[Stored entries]
◇ ◇ ◇ ◇

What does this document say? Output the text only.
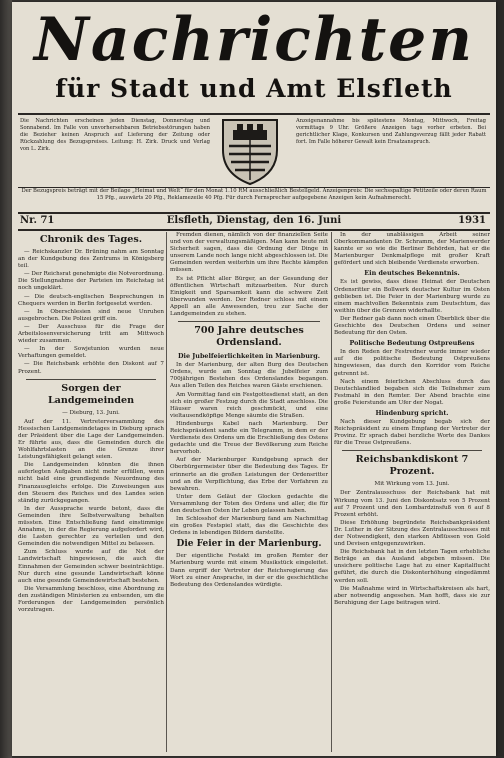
Nachrichten
für Stadt und Amt Elsfleth
Die Nachrichten erscheinen jeden Dienstag, Donnerstag und Sonnabend. Im Falle von unvorhersehbaren Betriebsstörungen haben die Bezieher keinen Anspruch auf Lieferung der Zeitung oder Rückzahlung des Bezugspreises. Leitung: H. Zirk. Druck und Verlag von L. Zirk.
Anzeigenannahme bis spätestens Montag, Mittwoch, Freitag vormittags 9 Uhr. Größere Anzeigen tags vorher erbeten. Bei gerichtlicher Klage, Konkursen und Zahlungsverzug fällt jeder Rabatt fort. Im Falle höherer Gewalt kein Ersatzanspruch.
Der Bezugspreis beträgt mit der Beilage „Heimat und Welt“ für den Monat 1.10 RM ausschließlich Bestellgeld. Anzeigenpreis: Die sechsspaltige Petitzeile oder deren Raum 15 Pfg., auswärts 20 Pfg., Reklamezeile 40 Pfg. Für durch Fernsprecher aufgegebene Anzeigen kein Aufnahmerecht.
Nr. 71	Elsfleth, Dienstag, den 16. Juni	1931
Chronik des Tages.
— Reichskanzler Dr. Brüning nahm am Sonntag an der Kundgebung des Zentrums in Königsberg teil.
— Der Reichsrat genehmigte die Notverordnung. Die Stellungnahme der Parteien im Reichstag ist noch ungeklärt.
— Die deutsch-englischen Besprechungen in Chequers werden in Berlin fortgesetzt werden.
— In Oberschlesien sind neue Unruhen ausgebrochen. Die Polizei griff ein.
— Der Ausschuss für die Frage der Arbeitslosenversicherung tritt am Mittwoch wieder zusammen.
— In der Sowjetunion wurden neue Verhaftungen gemeldet.
— Die Reichsbank erhöhte den Diskont auf 7 Prozent.
Sorgen der Landgemeinden
— Dieburg, 13. Juni.
Auf der 11. Vertreterversammlung des Hessischen Landgemeindetages in Dieburg sprach der Präsident über die Lage der Landgemeinden. Er führte aus, dass die Gemeinden durch die Wohlfahrtslasten an die Grenze ihrer Leistungsfähigkeit gelangt seien.
Die Landgemeinden könnten die ihnen auferlegten Aufgaben nicht mehr erfüllen, wenn nicht bald eine grundlegende Neuordnung des Finanzausgleichs erfolge. Die Zuweisungen aus den Steuern des Reiches und des Landes seien ständig zurückgegangen.
In der Aussprache wurde betont, dass die Gemeinden ihre Selbstverwaltung behalten müssten. Eine Entschließung fand einstimmige Annahme, in der die Regierung aufgefordert wird, die Lasten gerechter zu verteilen und den Gemeinden die notwendigen Mittel zu belassen.
Zum Schluss wurde auf die Not der Landwirtschaft hingewiesen, die auch die Einnahmen der Gemeinden schwer beeinträchtige. Nur durch eine gesunde Landwirtschaft könne auch eine gesunde Gemeindewirtschaft bestehen.
Die Versammlung beschloss, eine Abordnung zu den zuständigen Ministerien zu entsenden, um die Forderungen der Landgemeinden persönlich vorzutragen.
Fremden dienen, nämlich von der finanziellen Seite und von der verwaltungsmäßigen. Man kann heute mit Sicherheit sagen, dass die Ordnung der Dinge in unserem Lande noch lange nicht abgeschlossen ist. Die Gemeinden werden weiterhin um ihre Rechte kämpfen müssen.
Es ist Pflicht aller Bürger, an der Gesundung der öffentlichen Wirtschaft mitzuarbeiten. Nur durch Einigkeit und Sparsamkeit kann die schwere Zeit überwunden werden. Der Redner schloss mit einem Appell an alle Anwesenden, treu zur Sache der Landgemeinden zu stehen.
700 Jahre deutsches Ordensland.
Die Jubelfeierlichkeiten in Marienburg.
In der Marienburg, der alten Burg des Deutschen Ordens, wurde am Sonntag die Jubelfeier zum 700jährigen Bestehen des Ordenslandes begangen. Aus allen Teilen des Reiches waren Gäste erschienen.
Am Vormittag fand ein Festgottesdienst statt, an den sich ein großer Festzug durch die Stadt anschloss. Die Häuser waren reich geschmückt, und eine vieltausendköpfige Menge säumte die Straßen.
Hindenburgs Kabel nach Marienburg. Der Reichspräsident sandte ein Telegramm, in dem er der Verdienste des Ordens um die Erschließung des Ostens gedachte und die Treue der Bevölkerung zum Reiche hervorhob.
Auf der Marienburger Kundgebung sprach der Oberbürgermeister über die Bedeutung des Tages. Er erinnerte an die großen Leistungen der Ordensritter und an die Verpflichtung, das Erbe der Vorfahren zu bewahren.
Unter dem Geläut der Glocken gedachte die Versammlung der Toten des Ordens und aller, die für den deutschen Osten ihr Leben gelassen haben.
Im Schlosshof der Marienburg fand am Nachmittag ein großes Festspiel statt, das die Geschichte des Ordens in lebendigen Bildern darstellte.
Die Feier in der Marienburg.
Der eigentliche Festakt im großen Remter der Marienburg wurde mit einem Musikstück eingeleitet. Dann ergriff der Vertreter der Reichsregierung das Wort zu einer Ansprache, in der er die geschichtliche Bedeutung des Ordenslandes würdigte.
In der unablässigen Arbeit seiner Oberkommandanten Dr. Schramm, der Marienwerder kannte er so wie die Berliner Behörden, hat er die Marienburger Denkmalpflege mit großer Kraft gefördert und sich bleibende Verdienste erworben.
Ein deutsches Bekenntnis.
Es ist gewiss, dass diese Heimat der Deutschen Ordensritter ein Bollwerk deutscher Kultur im Osten geblieben ist. Die Feier in der Marienburg wurde zu einem machtvollen Bekenntnis zum Deutschtum, das weithin über die Grenzen widerhallte.
Der Redner gab dann noch einen Überblick über die Geschichte des Deutschen Ordens und seiner Bedeutung für den Osten.
Politische Bedeutung Ostpreußens
In den Reden der Festredner wurde immer wieder auf die politische Bedeutung Ostpreußens hingewiesen, das durch den Korridor vom Reiche getrennt ist.
Nach einem feierlichen Abschluss durch das Deutschlandlied begaben sich die Teilnehmer zum Festmahl in den Remter. Der Abend brachte eine große Feierstunde am Ufer der Nogat.
Hindenburg spricht.
Nach dieser Kundgebung begab sich der Reichspräsident zu einem Empfang der Vertreter der Provinz. Er sprach dabei herzliche Worte des Dankes für die Treue Ostpreußens.
Reichsbankdiskont 7 Prozent.
Mit Wirkung vom 13. Juni.
Der Zentralausschuss der Reichsbank hat mit Wirkung vom 13. Juni den Diskontsatz von 5 Prozent auf 7 Prozent und den Lombardzinsfuß von 6 auf 8 Prozent erhöht.
Diese Erhöhung begründete Reichsbankpräsident Dr. Luther in der Sitzung des Zentralausschusses mit der Notwendigkeit, den starken Abflüssen von Gold und Devisen entgegenzuwirken.
Die Reichsbank hat in den letzten Tagen erhebliche Beträge an das Ausland abgeben müssen. Die unsichere politische Lage hat zu einer Kapitalflucht geführt, die durch die Diskonterhöhung eingedämmt werden soll.
Die Maßnahme wird in Wirtschaftskreisen als hart, aber notwendig angesehen. Man hofft, dass sie zur Beruhigung der Lage beitragen wird.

◇ ◇ ◇ ◇

◆ What is asked
The required answer is a single number: the count of lines in the entries that hold the string "Elsfleth".

◆ Exercise result
2